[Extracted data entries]
::::::::::

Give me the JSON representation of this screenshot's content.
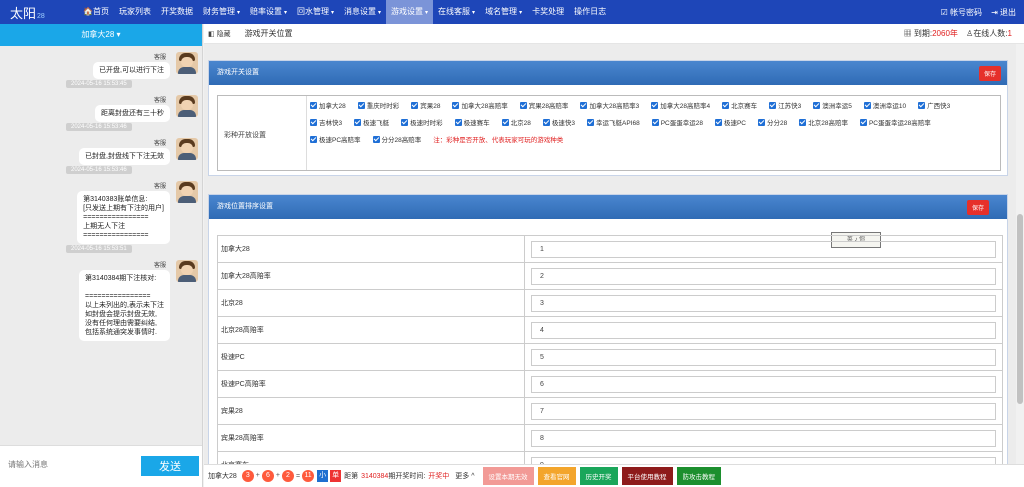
{
  "app": {
    "logo": "太阳",
    "logo_sub": "28"
  },
  "nav": [
    {
      "label": "🏠首页",
      "caret": false,
      "active": false
    },
    {
      "label": "玩家列表",
      "caret": false,
      "active": false
    },
    {
      "label": "开奖数据",
      "caret": false,
      "active": false
    },
    {
      "label": "财务管理",
      "caret": true,
      "active": false
    },
    {
      "label": "赔率设置",
      "caret": true,
      "active": false
    },
    {
      "label": "回水管理",
      "caret": true,
      "active": false
    },
    {
      "label": "消息设置",
      "caret": true,
      "active": false
    },
    {
      "label": "游戏设置",
      "caret": true,
      "active": true
    },
    {
      "label": "在线客服",
      "caret": true,
      "active": false
    },
    {
      "label": "域名管理",
      "caret": true,
      "active": false
    },
    {
      "label": "卡奖处理",
      "caret": false,
      "active": false
    },
    {
      "label": "操作日志",
      "caret": false,
      "active": false
    }
  ],
  "topright": {
    "password": "帐号密码",
    "logout": "退出"
  },
  "left": {
    "game_select": "加拿大28 ▾",
    "messages": [
      {
        "sender": "客服",
        "text": "已开盘,可以进行下注",
        "time": "2024-05-16 15:53:45"
      },
      {
        "sender": "客服",
        "text": "距离封盘还有三十秒",
        "time": "2024-05-16 15:53:46"
      },
      {
        "sender": "客服",
        "text": "已封盘,封盘线下下注无效",
        "time": "2024-05-16 15:53:46"
      },
      {
        "sender": "客服",
        "text": "第3140383账单信息:\n[只发送上期有下注的用户]\n================\n上期无人下注\n================",
        "time": "2024-05-16 15:53:51"
      },
      {
        "sender": "客服",
        "text": "第3140384期下注核对:\n\n================\n以上未列出的,表示未下注\n如封盘会提示封盘无效,\n没有任何理由需要纠结,\n包括系统通突发事情时.",
        "time": ""
      }
    ],
    "input_placeholder": "请输入消息",
    "send_label": "发送"
  },
  "breadcrumb": {
    "hide": "隐藏",
    "title": "游戏开关位置",
    "expire_label": "到期:",
    "expire_value": "2060年",
    "online_label": "在线人数:",
    "online_value": "1"
  },
  "switch_panel": {
    "title": "游戏开关设置",
    "save": "保存",
    "row_label": "彩种开放设置",
    "lotteries": [
      "加拿大28",
      "重庆时时彩",
      "宾果28",
      "加拿大28高赔率",
      "宾果28高赔率",
      "加拿大28高赔率3",
      "加拿大28高赔率4",
      "北京赛车",
      "江苏快3",
      "澳洲幸运5",
      "澳洲幸运10",
      "广西快3",
      "吉林快3",
      "极速飞艇",
      "极速时时彩",
      "极速赛车",
      "北京28",
      "极速快3",
      "幸运飞艇API68",
      "PC蛋蛋幸运28",
      "极速PC",
      "分分28",
      "北京28高赔率",
      "PC蛋蛋幸运28高赔率",
      "极速PC高赔率",
      "分分28高赔率"
    ],
    "note": "注：彩种是否开放、代表玩家可玩的游戏种类"
  },
  "order_panel": {
    "title": "游戏位置排序设置",
    "save": "保存",
    "stamp": "英 ♪ 你",
    "rows": [
      {
        "name": "加拿大28",
        "value": "1"
      },
      {
        "name": "加拿大28高赔率",
        "value": "2"
      },
      {
        "name": "北京28",
        "value": "3"
      },
      {
        "name": "北京28高赔率",
        "value": "4"
      },
      {
        "name": "极速PC",
        "value": "5"
      },
      {
        "name": "极速PC高赔率",
        "value": "6"
      },
      {
        "name": "宾果28",
        "value": "7"
      },
      {
        "name": "宾果28高赔率",
        "value": "8"
      },
      {
        "name": "北京赛车",
        "value": "9"
      }
    ]
  },
  "bottom": {
    "game": "加拿大28",
    "nums": [
      "3",
      "6",
      "2"
    ],
    "sum": "11",
    "size": "小",
    "parity": "单",
    "distance": "距第",
    "period": "3140384",
    "open_label": "期开奖时间:",
    "open_status": "开奖中",
    "more": "更多 ^",
    "buttons": [
      {
        "label": "设置本期无效",
        "color": "#f29a96"
      },
      {
        "label": "查看官网",
        "color": "#f3a52c"
      },
      {
        "label": "历史开奖",
        "color": "#1aa65a"
      },
      {
        "label": "平台使用教程",
        "color": "#8e1b1b"
      },
      {
        "label": "防攻击教程",
        "color": "#1c8f2e"
      }
    ]
  }
}
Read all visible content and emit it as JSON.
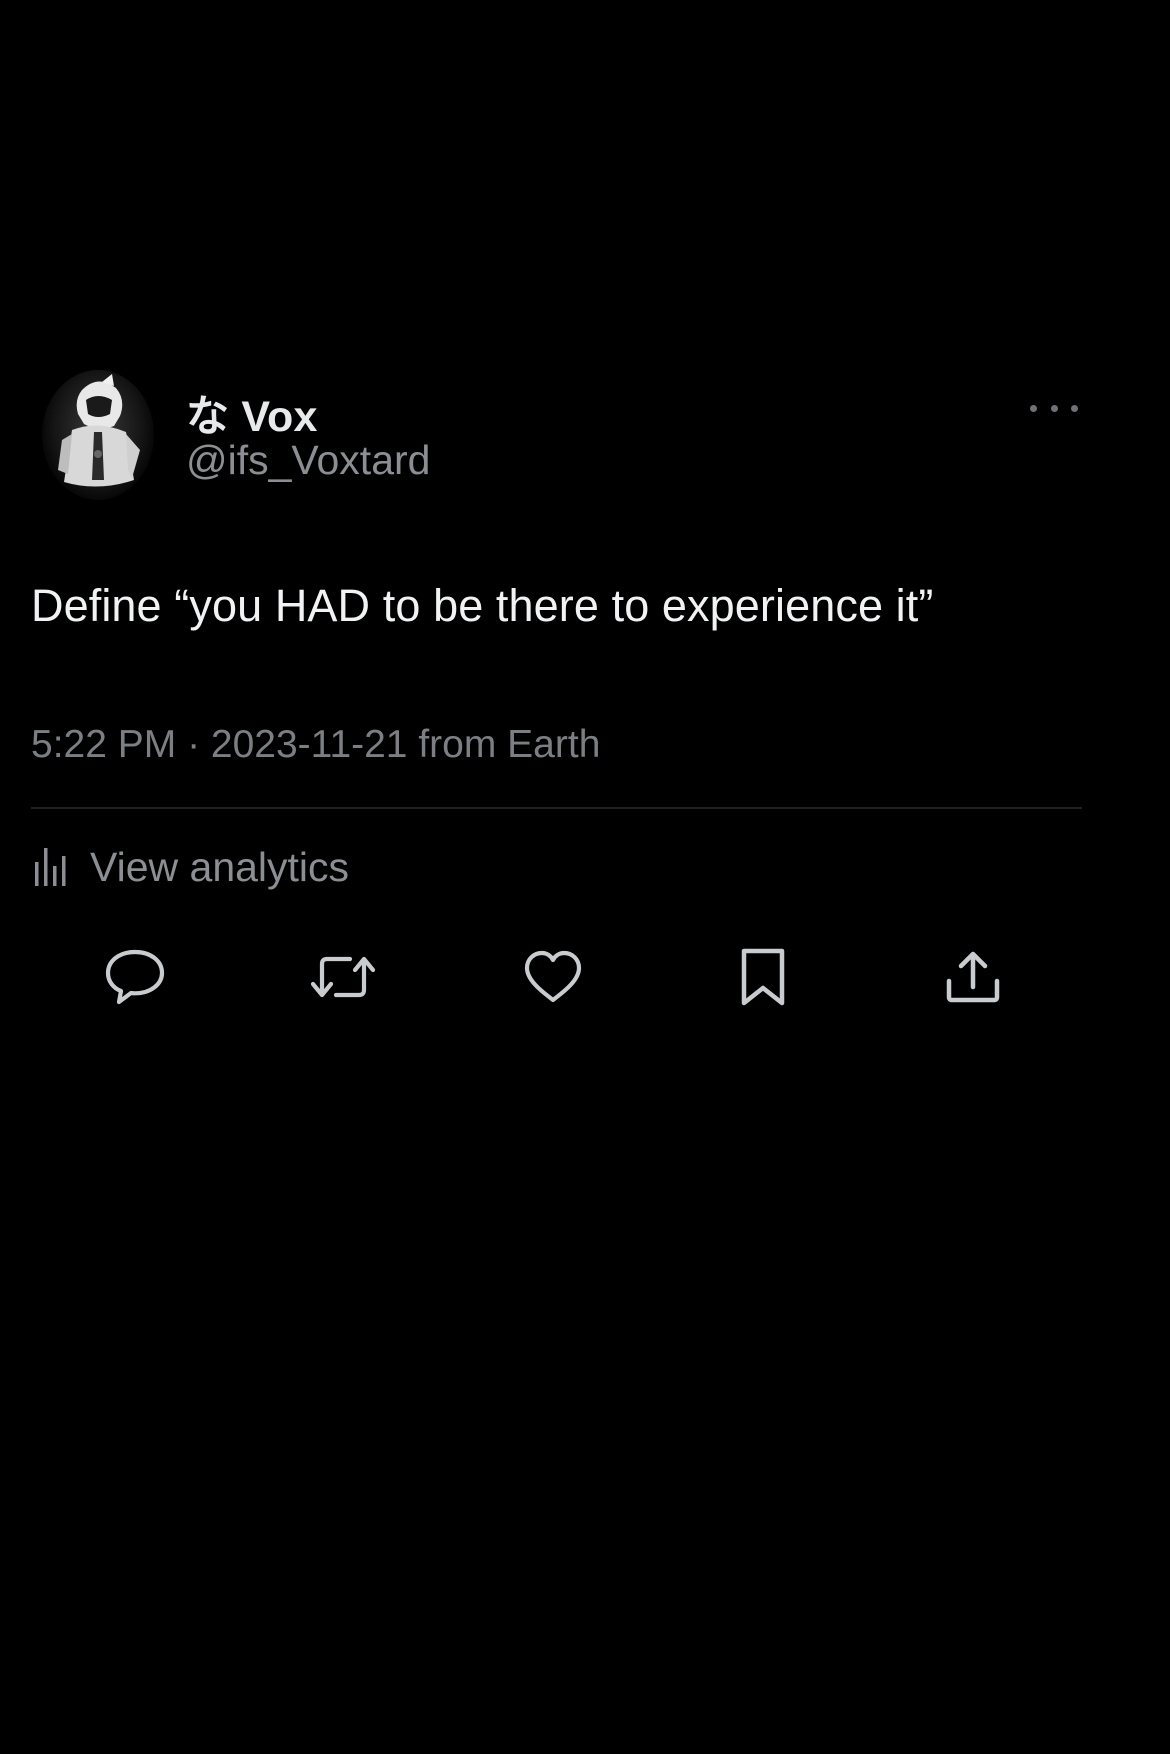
{
  "author": {
    "display_name": "な Vox",
    "handle": "@ifs_Voxtard"
  },
  "tweet": {
    "text": "Define “you HAD to be there to experience it”",
    "timestamp": "5:22 PM · 2023-11-21 from Earth"
  },
  "analytics": {
    "label": "View analytics",
    "icon": "bar-chart-icon"
  },
  "actions": [
    {
      "name": "reply",
      "icon": "speech-bubble-icon"
    },
    {
      "name": "retweet",
      "icon": "retweet-arrows-icon"
    },
    {
      "name": "like",
      "icon": "heart-icon"
    },
    {
      "name": "bookmark",
      "icon": "bookmark-icon"
    },
    {
      "name": "share",
      "icon": "upload-arrow-icon"
    }
  ],
  "colors": {
    "background": "#000000",
    "primary_text": "#e7e9ea",
    "secondary_text": "#8b8f93",
    "icon": "#c9ccce"
  }
}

::::::::::

Make an exact copy of the records above, with the pictures left out.

Give me the JSON representation of this screenshot's content.
{
  "app": {
    "logo": "太阳",
    "logo_sub": "28"
  },
  "nav": [
    {
      "label": "🏠首页",
      "caret": false,
      "active": false
    },
    {
      "label": "玩家列表",
      "caret": false,
      "active": false
    },
    {
      "label": "开奖数据",
      "caret": false,
      "active": false
    },
    {
      "label": "财务管理",
      "caret": true,
      "active": false
    },
    {
      "label": "赔率设置",
      "caret": true,
      "active": false
    },
    {
      "label": "回水管理",
      "caret": true,
      "active": false
    },
    {
      "label": "消息设置",
      "caret": true,
      "active": false
    },
    {
      "label": "游戏设置",
      "caret": true,
      "active": true
    },
    {
      "label": "在线客服",
      "caret": true,
      "active": false
    },
    {
      "label": "域名管理",
      "caret": true,
      "active": false
    },
    {
      "label": "卡奖处理",
      "caret": false,
      "active": false
    },
    {
      "label": "操作日志",
      "caret": false,
      "active": false
    }
  ],
  "topright": {
    "password": "帐号密码",
    "logout": "退出"
  },
  "left": {
    "game_select": "加拿大28 ▾",
    "messages": [
      {
        "sender": "客服",
        "text": "已开盘,可以进行下注",
        "time": "2024-05-16 15:53:45"
      },
      {
        "sender": "客服",
        "text": "距离封盘还有三十秒",
        "time": "2024-05-16 15:53:46"
      },
      {
        "sender": "客服",
        "text": "已封盘,封盘线下下注无效",
        "time": "2024-05-16 15:53:46"
      },
      {
        "sender": "客服",
        "text": "第3140383账单信息:\n[只发送上期有下注的用户]\n================\n上期无人下注\n================",
        "time": "2024-05-16 15:53:51"
      },
      {
        "sender": "客服",
        "text": "第3140384期下注核对:\n\n================\n以上未列出的,表示未下注\n如封盘会提示封盘无效,\n没有任何理由需要纠结,\n包括系统通突发事情时.",
        "time": ""
      }
    ],
    "input_placeholder": "请输入消息",
    "send_label": "发送"
  },
  "breadcrumb": {
    "hide": "隐藏",
    "title": "游戏开关位置",
    "expire_label": "到期:",
    "expire_value": "2060年",
    "online_label": "在线人数:",
    "online_value": "1"
  },
  "switch_panel": {
    "title": "游戏开关设置",
    "save": "保存",
    "row_label": "彩种开放设置",
    "lotteries": [
      "加拿大28",
      "重庆时时彩",
      "宾果28",
      "加拿大28高赔率",
      "宾果28高赔率",
      "加拿大28高赔率3",
      "加拿大28高赔率4",
      "北京赛车",
      "江苏快3",
      "澳洲幸运5",
      "澳洲幸运10",
      "广西快3",
      "吉林快3",
      "极速飞艇",
      "极速时时彩",
      "极速赛车",
      "北京28",
      "极速快3",
      "幸运飞艇API68",
      "PC蛋蛋幸运28",
      "极速PC",
      "分分28",
      "北京28高赔率",
      "PC蛋蛋幸运28高赔率",
      "极速PC高赔率",
      "分分28高赔率"
    ],
    "note": "注：彩种是否开放、代表玩家可玩的游戏种类"
  },
  "order_panel": {
    "title": "游戏位置排序设置",
    "save": "保存",
    "stamp": "英 ♪ 你",
    "rows": [
      {
        "name": "加拿大28",
        "value": "1"
      },
      {
        "name": "加拿大28高赔率",
        "value": "2"
      },
      {
        "name": "北京28",
        "value": "3"
      },
      {
        "name": "北京28高赔率",
        "value": "4"
      },
      {
        "name": "极速PC",
        "value": "5"
      },
      {
        "name": "极速PC高赔率",
        "value": "6"
      },
      {
        "name": "宾果28",
        "value": "7"
      },
      {
        "name": "宾果28高赔率",
        "value": "8"
      },
      {
        "name": "北京赛车",
        "value": "9"
      }
    ]
  },
  "bottom": {
    "game": "加拿大28",
    "nums": [
      "3",
      "6",
      "2"
    ],
    "sum": "11",
    "size": "小",
    "parity": "单",
    "distance": "距第",
    "period": "3140384",
    "open_label": "期开奖时间:",
    "open_status": "开奖中",
    "more": "更多 ^",
    "buttons": [
      {
        "label": "设置本期无效",
        "color": "#f29a96"
      },
      {
        "label": "查看官网",
        "color": "#f3a52c"
      },
      {
        "label": "历史开奖",
        "color": "#1aa65a"
      },
      {
        "label": "平台使用教程",
        "color": "#8e1b1b"
      },
      {
        "label": "防攻击教程",
        "color": "#1c8f2e"
      }
    ]
  }
}
Read all visible content and emit it as JSON.
{
  "author": {
    "display_name": "な Vox",
    "handle": "@ifs_Voxtard"
  },
  "tweet": {
    "text": "Define “you HAD to be there to experience it”",
    "timestamp": "5:22 PM · 2023-11-21 from Earth"
  },
  "analytics": {
    "label": "View analytics",
    "icon": "bar-chart-icon"
  },
  "actions": [
    {
      "name": "reply",
      "icon": "speech-bubble-icon"
    },
    {
      "name": "retweet",
      "icon": "retweet-arrows-icon"
    },
    {
      "name": "like",
      "icon": "heart-icon"
    },
    {
      "name": "bookmark",
      "icon": "bookmark-icon"
    },
    {
      "name": "share",
      "icon": "upload-arrow-icon"
    }
  ],
  "colors": {
    "background": "#000000",
    "primary_text": "#e7e9ea",
    "secondary_text": "#8b8f93",
    "icon": "#c9ccce"
  }
}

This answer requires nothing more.